» Supplied text
-- begin --

It’s not right to refer to rape as a “setback,” but I’m sure this experience will not break Sansa anywhere close to as much as Theon’s treatment broke him. Not because it’s less awful, but because she has some inner steel (perhaps a Stark trait, as Westerosi might be inclined to believe) that is utterly lacking in Theon.

It’s a setback of character development.

“Actors”? But GoT is a documentary isn’t it?

“Development” isn’t always in a positive direction.

Repeat degradation for the purpose of titillation and shock value is just a dumb, lowbrow way to further the plot when they’ve run out of ideas.

And that’s a uselessly cynical evaluation of the creators’ motivations. “What are we gonna do with Sansa?” “I dunno… rape her?” “Sure, might as well. How else could we possibly keep her arc interesting?” Sansa’s been valued (by most of the characters in the show who stay alive long enough to wield any power) solely as a pawn and symbol of possession of the North. This is her third time being married off by someone hoping to obtain some political advantage thereby, and it’s really only the dumbest of luck that’s kept her virginal and relatively unharmed for as long as she was. Nobody but Brienne is doing anything to preserve her safety and happiness (and Brienne’s run into every red light and wrong turn on her way to do so), so it’s actually become somewhat unbelievable that Sansa has stayed relatively unharmed for as long as she has. Certainly she’s been mostly passive about it (not that I blame her, as she’s been placed in horrific and terrifying circumstances fairly steadily ever since her direwolf got framed some four years ago) unlike her sister Arya, who has been proactive from the get-go. The fact remains that Sansa is still a child being forced to grow up fast under unimaginably awful circumstances.

-- end --

Layout element annotations:
-- begin --

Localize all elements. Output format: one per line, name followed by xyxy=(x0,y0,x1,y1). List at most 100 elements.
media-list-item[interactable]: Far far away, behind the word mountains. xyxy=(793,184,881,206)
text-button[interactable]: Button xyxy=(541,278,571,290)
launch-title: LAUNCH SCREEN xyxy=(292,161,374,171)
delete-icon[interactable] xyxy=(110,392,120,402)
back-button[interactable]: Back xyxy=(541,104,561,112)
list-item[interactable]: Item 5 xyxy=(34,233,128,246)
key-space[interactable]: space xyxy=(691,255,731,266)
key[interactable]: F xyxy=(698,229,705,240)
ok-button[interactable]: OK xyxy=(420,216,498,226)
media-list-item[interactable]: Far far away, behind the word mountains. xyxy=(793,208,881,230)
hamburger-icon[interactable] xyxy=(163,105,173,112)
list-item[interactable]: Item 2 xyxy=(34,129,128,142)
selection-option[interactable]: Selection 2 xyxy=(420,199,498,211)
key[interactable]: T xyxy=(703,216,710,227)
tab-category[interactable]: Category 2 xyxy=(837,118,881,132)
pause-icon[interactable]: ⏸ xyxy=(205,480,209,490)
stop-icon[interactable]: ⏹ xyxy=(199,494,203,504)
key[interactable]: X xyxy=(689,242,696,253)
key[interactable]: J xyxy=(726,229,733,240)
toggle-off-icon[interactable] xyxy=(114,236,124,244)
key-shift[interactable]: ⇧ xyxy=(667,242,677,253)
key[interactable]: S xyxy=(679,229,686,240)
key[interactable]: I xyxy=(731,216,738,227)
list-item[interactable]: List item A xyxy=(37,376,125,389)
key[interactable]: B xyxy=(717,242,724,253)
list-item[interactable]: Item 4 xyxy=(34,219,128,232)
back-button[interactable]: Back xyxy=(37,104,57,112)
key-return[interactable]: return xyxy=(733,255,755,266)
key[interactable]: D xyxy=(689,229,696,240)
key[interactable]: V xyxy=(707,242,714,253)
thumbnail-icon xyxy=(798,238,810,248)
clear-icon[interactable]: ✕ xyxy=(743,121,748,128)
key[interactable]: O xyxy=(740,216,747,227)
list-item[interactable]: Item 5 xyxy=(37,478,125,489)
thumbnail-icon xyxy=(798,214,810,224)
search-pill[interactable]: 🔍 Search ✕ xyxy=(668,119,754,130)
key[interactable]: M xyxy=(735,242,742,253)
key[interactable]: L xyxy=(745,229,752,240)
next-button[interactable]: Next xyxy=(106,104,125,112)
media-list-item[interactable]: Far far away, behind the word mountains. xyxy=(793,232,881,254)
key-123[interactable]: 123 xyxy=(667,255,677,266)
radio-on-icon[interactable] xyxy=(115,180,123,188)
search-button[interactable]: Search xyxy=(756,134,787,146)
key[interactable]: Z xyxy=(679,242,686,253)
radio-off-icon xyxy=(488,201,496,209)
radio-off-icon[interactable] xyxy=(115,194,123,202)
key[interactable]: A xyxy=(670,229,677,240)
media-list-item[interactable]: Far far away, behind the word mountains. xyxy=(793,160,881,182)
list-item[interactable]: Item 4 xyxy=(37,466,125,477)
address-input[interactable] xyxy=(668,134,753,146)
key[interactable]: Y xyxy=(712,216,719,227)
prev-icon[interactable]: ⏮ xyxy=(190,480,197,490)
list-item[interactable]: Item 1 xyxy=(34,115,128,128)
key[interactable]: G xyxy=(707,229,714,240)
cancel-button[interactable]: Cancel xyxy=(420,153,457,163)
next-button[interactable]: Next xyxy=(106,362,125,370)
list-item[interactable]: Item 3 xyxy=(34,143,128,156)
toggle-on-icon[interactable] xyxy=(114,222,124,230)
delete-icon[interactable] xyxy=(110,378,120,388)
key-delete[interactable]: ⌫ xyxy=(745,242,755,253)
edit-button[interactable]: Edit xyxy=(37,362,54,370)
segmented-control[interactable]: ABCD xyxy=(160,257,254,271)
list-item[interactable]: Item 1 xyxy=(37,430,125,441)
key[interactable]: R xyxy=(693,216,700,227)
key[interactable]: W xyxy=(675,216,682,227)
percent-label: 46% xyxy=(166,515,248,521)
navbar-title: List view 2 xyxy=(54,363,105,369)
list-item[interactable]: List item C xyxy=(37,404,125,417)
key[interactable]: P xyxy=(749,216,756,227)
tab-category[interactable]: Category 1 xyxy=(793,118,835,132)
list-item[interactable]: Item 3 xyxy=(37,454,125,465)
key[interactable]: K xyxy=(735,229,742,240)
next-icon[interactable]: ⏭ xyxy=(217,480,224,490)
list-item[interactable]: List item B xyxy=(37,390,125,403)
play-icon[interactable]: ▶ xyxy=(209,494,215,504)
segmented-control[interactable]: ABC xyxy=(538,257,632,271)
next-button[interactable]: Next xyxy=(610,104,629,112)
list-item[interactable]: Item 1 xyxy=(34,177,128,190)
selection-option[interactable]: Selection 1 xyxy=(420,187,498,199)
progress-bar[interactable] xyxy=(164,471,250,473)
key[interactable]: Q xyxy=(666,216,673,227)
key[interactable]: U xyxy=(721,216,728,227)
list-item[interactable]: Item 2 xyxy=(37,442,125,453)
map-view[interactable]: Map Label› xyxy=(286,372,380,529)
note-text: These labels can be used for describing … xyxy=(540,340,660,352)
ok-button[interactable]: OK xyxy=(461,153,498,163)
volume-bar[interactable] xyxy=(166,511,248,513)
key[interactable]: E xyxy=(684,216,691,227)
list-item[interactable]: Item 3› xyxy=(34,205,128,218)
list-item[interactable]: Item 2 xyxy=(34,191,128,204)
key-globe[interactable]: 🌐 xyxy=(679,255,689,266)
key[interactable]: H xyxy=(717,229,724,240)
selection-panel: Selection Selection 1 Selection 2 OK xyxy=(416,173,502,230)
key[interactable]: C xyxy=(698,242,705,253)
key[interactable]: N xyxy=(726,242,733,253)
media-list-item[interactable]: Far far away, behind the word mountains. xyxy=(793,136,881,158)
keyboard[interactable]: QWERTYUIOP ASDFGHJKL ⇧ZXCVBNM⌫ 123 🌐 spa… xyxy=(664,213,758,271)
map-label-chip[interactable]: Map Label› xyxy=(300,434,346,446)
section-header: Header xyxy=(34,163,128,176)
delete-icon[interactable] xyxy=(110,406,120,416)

-- end --

» Given request
In the discussion of Sansa, who is the only one doing anything to preserve her safety and happiness? The records aren't needed here.

» Response for this exercise
Brienne.